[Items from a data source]
begin

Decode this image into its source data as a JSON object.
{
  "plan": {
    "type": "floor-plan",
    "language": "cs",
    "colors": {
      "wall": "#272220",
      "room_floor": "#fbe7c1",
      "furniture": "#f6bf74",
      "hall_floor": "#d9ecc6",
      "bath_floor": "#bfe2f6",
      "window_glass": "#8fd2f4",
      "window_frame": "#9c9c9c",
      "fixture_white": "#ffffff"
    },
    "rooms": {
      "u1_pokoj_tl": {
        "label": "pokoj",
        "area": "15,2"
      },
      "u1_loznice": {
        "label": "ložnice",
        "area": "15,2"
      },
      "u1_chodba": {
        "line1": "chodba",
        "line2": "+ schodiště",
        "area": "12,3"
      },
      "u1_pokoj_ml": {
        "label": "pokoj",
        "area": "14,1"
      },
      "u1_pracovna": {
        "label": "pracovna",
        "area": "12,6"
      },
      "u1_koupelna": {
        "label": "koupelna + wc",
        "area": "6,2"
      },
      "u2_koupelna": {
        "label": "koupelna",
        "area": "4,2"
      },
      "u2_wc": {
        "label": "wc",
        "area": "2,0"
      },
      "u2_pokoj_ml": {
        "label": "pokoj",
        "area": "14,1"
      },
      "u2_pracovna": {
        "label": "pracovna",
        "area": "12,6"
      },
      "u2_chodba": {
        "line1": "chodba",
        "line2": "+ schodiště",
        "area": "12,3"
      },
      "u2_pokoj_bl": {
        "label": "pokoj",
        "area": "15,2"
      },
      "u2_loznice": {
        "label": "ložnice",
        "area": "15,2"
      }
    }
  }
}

end

Word for word, extract all the records.

- [Result below]:
Decode this image into its source data as a JSON object.
{
  "plan": {
    "type": "floor-plan",
    "language": "cs",
    "colors": {
      "wall": "#272220",
      "room_floor": "#fbe7c1",
      "furniture": "#f6bf74",
      "hall_floor": "#d9ecc6",
      "bath_floor": "#bfe2f6",
      "window_glass": "#8fd2f4",
      "window_frame": "#9c9c9c",
      "fixture_white": "#ffffff"
    },
    "rooms": {
      "u1_pokoj_tl": {
        "label": "pokoj",
        "area": "15,2"
      },
      "u1_loznice": {
        "label": "ložnice",
        "area": "15,2"
      },
      "u1_chodba": {
        "line1": "chodba",
        "line2": "+ schodiště",
        "area": "12,3"
      },
      "u1_pokoj_ml": {
        "label": "pokoj",
        "area": "14,1"
      },
      "u1_pracovna": {
        "label": "pracovna",
        "area": "12,6"
      },
      "u1_koupelna": {
        "label": "koupelna + wc",
        "area": "6,2"
      },
      "u2_koupelna": {
        "label": "koupelna",
        "area": "4,2"
      },
      "u2_wc": {
        "label": "wc",
        "area": "2,0"
      },
      "u2_pokoj_ml": {
        "label": "pokoj",
        "area": "14,1"
      },
      "u2_pracovna": {
        "label": "pracovna",
        "area": "12,6"
      },
      "u2_chodba": {
        "line1": "chodba",
        "line2": "+ schodiště",
        "area": "12,3"
      },
      "u2_pokoj_bl": {
        "label": "pokoj",
        "area": "15,2"
      },
      "u2_loznice": {
        "label": "ložnice",
        "area": "15,2"
      }
    }
  }
}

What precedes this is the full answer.